● **Task input**:
———

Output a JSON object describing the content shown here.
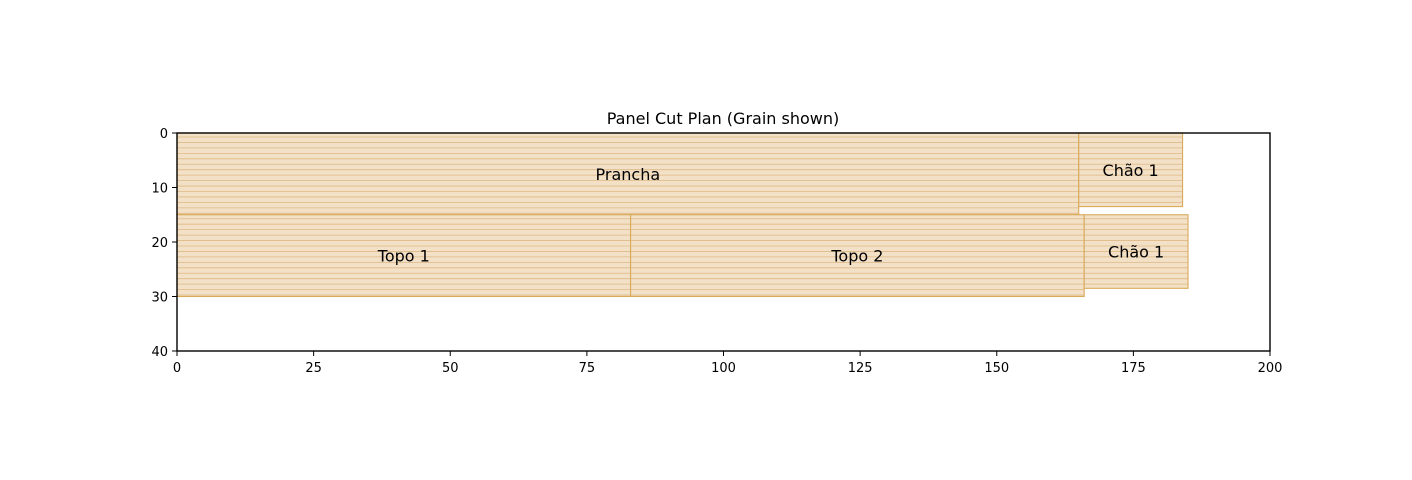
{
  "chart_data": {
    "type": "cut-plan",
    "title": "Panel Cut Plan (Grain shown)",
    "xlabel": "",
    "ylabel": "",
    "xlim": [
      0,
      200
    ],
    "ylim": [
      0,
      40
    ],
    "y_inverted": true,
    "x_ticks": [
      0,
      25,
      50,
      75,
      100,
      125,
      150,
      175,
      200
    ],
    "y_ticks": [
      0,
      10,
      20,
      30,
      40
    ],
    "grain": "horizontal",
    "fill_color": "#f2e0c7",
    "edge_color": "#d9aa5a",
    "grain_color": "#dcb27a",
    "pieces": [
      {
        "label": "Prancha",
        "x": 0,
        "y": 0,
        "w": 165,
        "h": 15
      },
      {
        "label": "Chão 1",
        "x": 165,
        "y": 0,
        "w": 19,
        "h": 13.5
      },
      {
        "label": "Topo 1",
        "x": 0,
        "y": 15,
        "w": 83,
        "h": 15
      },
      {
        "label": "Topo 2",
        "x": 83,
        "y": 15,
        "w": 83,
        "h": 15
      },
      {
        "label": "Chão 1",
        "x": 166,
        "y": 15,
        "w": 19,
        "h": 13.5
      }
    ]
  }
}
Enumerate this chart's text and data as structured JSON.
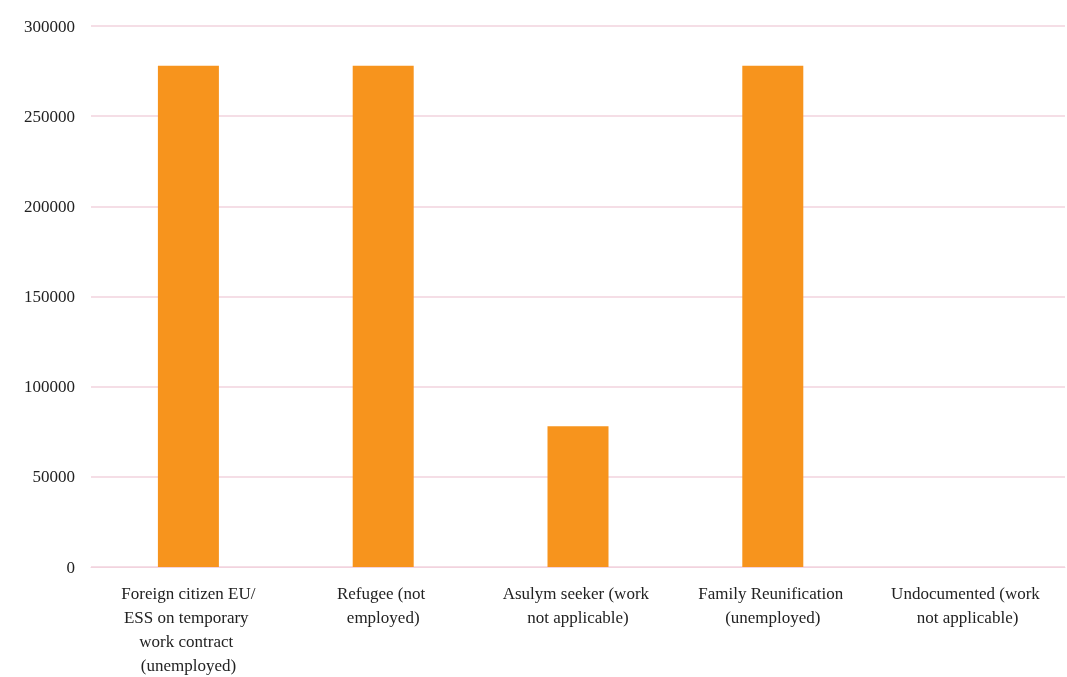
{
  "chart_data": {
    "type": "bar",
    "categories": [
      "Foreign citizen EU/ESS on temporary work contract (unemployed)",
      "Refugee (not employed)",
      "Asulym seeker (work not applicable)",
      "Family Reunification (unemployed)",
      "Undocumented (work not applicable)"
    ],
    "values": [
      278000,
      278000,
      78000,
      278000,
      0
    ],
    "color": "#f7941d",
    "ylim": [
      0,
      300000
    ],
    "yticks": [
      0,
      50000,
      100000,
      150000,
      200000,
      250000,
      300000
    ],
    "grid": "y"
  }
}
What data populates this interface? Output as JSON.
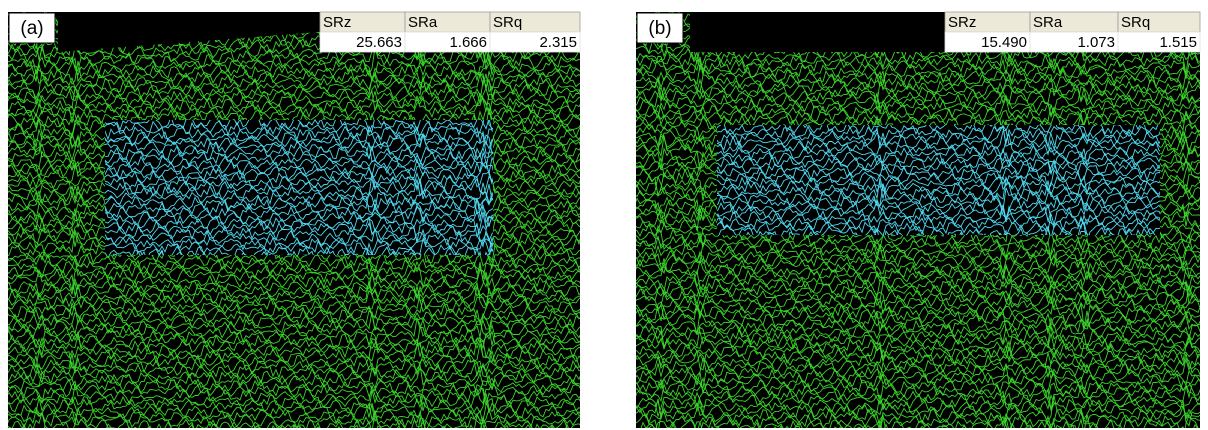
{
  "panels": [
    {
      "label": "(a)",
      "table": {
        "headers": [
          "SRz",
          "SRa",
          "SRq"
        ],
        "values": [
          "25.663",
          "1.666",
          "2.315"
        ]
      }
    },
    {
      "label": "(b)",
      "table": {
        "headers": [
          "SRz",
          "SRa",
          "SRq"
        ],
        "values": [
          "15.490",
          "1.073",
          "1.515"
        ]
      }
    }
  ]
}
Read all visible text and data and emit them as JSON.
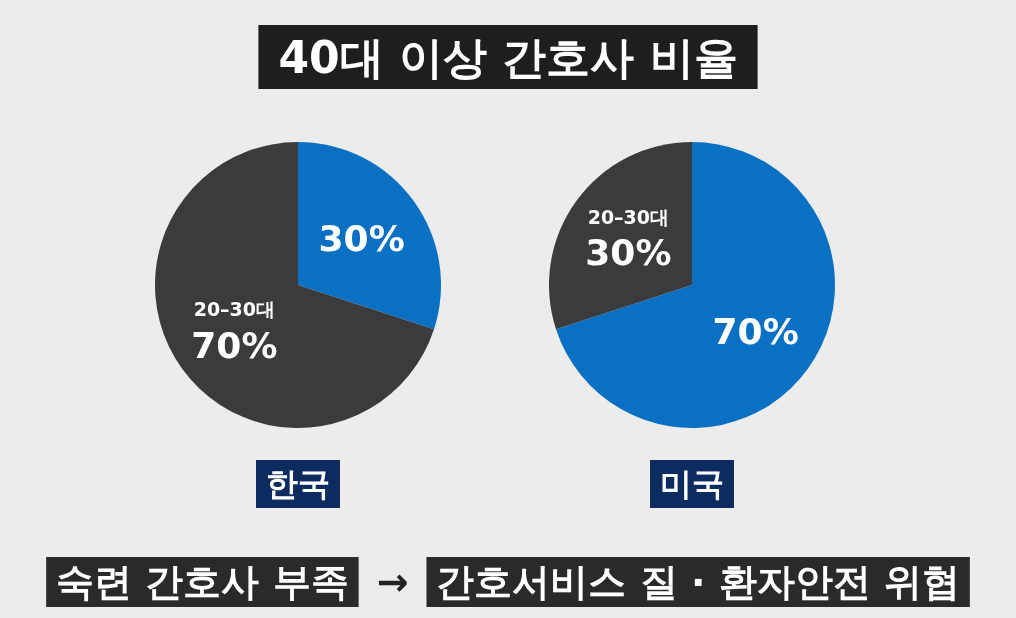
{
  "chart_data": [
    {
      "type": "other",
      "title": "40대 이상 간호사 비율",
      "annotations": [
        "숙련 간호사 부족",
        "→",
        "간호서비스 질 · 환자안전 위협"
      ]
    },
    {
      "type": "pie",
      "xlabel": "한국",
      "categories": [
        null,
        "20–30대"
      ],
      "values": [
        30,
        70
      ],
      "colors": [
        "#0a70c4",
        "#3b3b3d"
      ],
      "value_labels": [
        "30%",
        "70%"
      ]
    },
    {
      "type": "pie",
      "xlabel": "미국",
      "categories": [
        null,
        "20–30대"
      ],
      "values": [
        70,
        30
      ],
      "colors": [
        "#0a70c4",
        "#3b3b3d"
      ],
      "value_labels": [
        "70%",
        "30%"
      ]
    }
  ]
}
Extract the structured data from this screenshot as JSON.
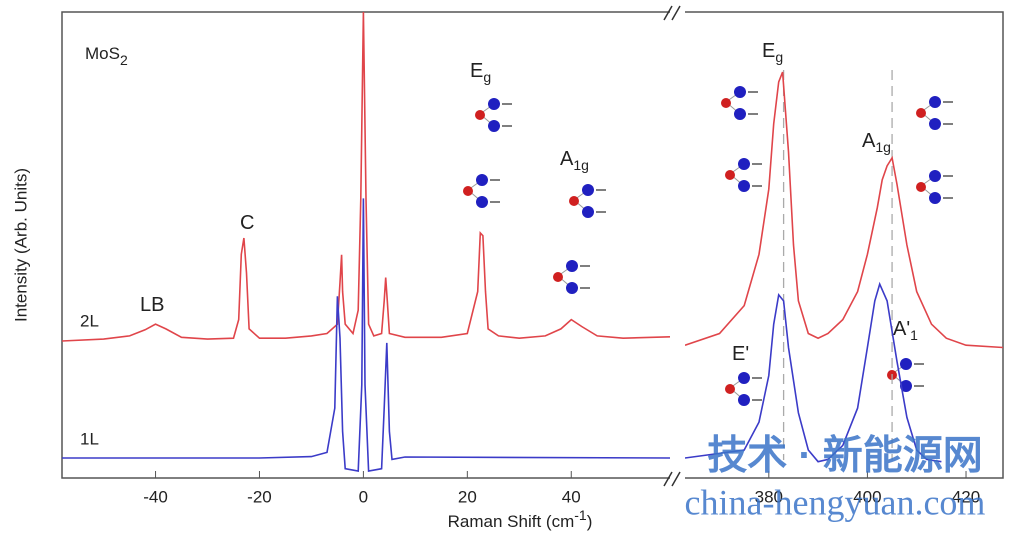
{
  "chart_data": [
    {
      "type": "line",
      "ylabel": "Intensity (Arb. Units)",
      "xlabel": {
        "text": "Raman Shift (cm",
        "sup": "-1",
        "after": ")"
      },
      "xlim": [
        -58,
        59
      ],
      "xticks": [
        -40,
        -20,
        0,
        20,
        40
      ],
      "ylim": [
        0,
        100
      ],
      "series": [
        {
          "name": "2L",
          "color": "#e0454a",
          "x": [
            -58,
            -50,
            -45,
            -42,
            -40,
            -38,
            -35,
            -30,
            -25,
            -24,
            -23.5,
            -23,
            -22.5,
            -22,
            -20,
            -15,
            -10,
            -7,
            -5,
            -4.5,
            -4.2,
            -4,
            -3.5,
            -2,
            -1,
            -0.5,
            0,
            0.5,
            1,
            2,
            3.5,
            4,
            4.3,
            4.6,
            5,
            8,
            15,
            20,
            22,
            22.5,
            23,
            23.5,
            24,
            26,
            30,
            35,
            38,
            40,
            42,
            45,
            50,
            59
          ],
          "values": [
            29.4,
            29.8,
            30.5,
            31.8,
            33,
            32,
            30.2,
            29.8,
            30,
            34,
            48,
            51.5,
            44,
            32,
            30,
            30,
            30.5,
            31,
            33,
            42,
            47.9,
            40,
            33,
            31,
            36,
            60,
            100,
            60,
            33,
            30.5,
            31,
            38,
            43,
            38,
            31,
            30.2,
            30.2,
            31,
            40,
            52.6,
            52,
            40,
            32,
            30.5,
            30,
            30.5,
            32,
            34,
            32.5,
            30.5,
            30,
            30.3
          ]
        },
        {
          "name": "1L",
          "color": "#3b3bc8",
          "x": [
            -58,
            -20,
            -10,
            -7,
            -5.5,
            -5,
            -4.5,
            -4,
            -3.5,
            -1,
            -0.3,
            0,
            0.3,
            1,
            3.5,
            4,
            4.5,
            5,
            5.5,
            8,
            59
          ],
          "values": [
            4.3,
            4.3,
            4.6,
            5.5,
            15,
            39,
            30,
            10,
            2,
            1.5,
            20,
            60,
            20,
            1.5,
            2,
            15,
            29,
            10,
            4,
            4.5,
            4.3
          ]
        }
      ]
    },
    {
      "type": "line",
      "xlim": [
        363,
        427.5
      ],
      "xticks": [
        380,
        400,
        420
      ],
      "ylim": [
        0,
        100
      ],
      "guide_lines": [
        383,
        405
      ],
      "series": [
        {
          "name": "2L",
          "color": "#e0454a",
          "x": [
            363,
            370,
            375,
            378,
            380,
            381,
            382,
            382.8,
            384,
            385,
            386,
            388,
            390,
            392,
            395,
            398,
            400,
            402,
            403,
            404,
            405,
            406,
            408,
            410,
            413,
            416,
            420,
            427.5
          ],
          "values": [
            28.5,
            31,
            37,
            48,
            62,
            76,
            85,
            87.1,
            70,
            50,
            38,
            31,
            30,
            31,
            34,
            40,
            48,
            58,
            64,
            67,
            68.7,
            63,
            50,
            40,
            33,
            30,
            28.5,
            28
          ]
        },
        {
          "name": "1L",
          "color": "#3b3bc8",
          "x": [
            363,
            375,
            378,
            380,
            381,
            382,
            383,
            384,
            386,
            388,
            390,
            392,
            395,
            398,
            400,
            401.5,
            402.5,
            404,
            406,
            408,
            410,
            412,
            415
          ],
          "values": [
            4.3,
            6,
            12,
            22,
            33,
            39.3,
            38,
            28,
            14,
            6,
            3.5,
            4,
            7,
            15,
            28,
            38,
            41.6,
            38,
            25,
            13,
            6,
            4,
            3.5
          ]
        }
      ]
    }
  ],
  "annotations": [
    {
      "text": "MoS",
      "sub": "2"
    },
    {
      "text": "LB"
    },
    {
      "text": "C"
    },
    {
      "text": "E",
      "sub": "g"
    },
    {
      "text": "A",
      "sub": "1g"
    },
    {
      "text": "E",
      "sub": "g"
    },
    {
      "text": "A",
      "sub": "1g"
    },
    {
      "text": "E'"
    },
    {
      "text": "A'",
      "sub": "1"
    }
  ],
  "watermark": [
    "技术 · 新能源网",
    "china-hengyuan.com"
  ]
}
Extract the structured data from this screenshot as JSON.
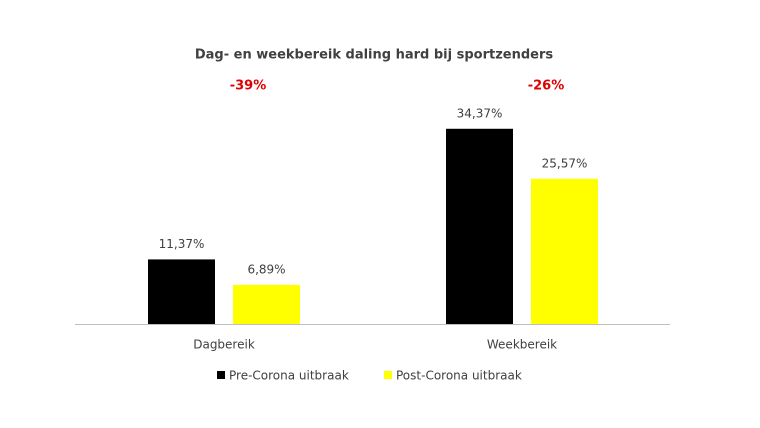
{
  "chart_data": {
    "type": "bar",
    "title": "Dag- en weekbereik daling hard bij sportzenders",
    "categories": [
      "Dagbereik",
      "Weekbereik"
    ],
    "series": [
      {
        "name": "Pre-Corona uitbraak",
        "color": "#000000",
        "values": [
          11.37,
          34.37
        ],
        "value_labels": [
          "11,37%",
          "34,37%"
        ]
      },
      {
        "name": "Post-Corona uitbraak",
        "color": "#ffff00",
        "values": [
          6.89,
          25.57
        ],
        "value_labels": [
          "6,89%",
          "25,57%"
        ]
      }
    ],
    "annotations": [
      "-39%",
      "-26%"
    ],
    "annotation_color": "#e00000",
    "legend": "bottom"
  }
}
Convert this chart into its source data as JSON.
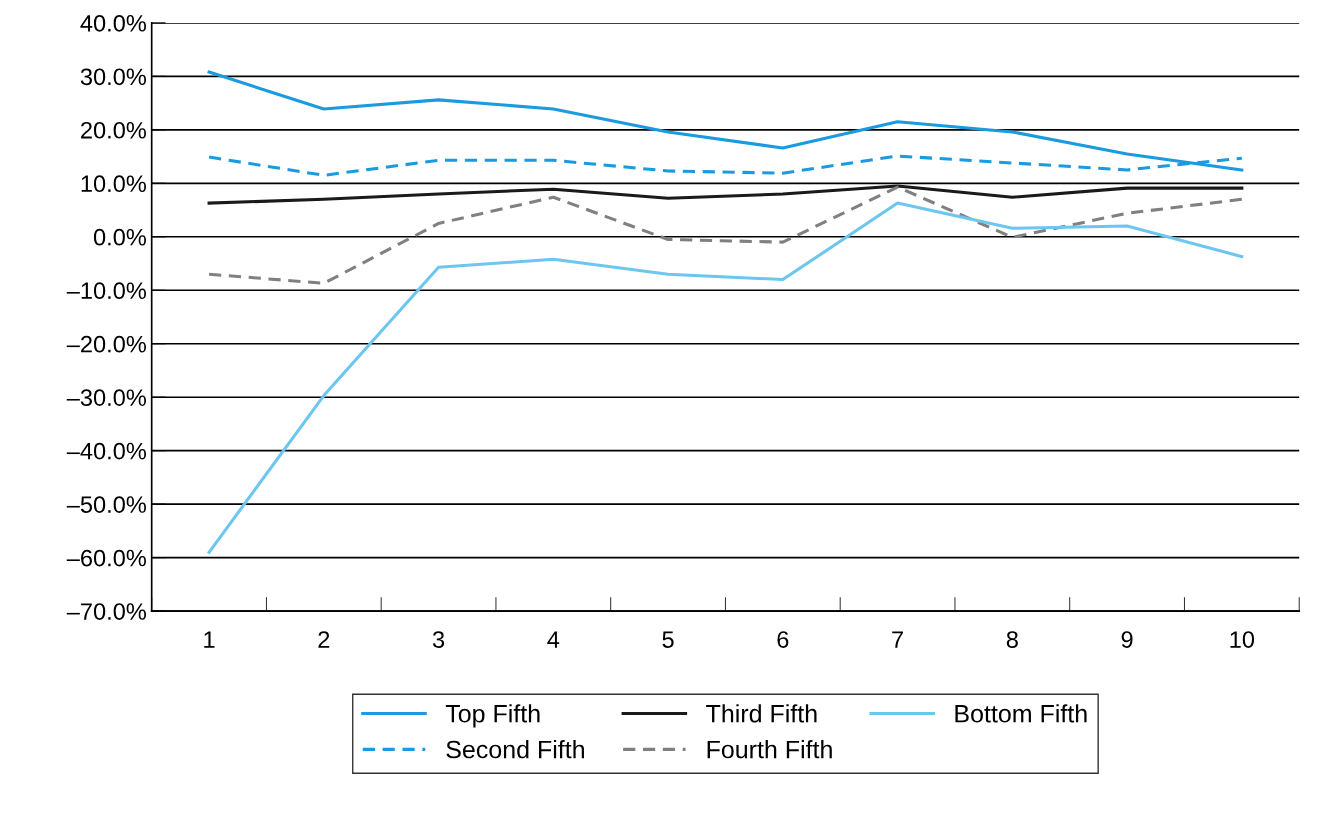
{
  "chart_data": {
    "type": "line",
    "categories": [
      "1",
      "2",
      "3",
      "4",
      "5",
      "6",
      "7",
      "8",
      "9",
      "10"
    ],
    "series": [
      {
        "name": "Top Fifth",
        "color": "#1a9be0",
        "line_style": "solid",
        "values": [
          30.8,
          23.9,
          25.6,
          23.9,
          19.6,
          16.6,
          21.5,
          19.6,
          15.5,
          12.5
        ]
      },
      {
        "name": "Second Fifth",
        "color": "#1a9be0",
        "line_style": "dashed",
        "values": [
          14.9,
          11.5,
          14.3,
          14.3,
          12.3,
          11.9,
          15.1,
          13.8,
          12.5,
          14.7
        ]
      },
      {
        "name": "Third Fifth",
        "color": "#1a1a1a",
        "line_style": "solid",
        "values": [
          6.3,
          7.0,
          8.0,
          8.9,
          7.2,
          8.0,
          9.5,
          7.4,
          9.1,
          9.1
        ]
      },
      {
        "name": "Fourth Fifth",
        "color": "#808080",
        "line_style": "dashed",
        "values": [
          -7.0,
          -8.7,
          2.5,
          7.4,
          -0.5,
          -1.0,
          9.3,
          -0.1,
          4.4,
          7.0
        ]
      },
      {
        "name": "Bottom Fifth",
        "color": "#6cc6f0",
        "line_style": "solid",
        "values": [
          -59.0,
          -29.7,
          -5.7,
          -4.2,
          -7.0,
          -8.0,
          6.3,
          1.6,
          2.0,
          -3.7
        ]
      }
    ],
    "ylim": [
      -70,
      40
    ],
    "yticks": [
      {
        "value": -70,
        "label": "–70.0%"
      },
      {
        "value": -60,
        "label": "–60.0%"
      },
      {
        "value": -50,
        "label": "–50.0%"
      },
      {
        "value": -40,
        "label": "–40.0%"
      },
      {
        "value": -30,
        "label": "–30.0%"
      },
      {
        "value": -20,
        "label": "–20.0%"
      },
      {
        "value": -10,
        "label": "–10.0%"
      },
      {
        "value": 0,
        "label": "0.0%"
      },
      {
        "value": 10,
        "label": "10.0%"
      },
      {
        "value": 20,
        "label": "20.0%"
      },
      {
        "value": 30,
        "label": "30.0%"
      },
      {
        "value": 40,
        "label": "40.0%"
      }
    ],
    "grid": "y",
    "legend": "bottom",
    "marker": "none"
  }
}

———

● **Task statement**:
Take every line that includes the string "unemployed" and copy it.

● **Completed exercise**:
      "Foreign citizen EU/ESS on temporary work contract (unemployed)",
      "Family Reunification (unemployed)",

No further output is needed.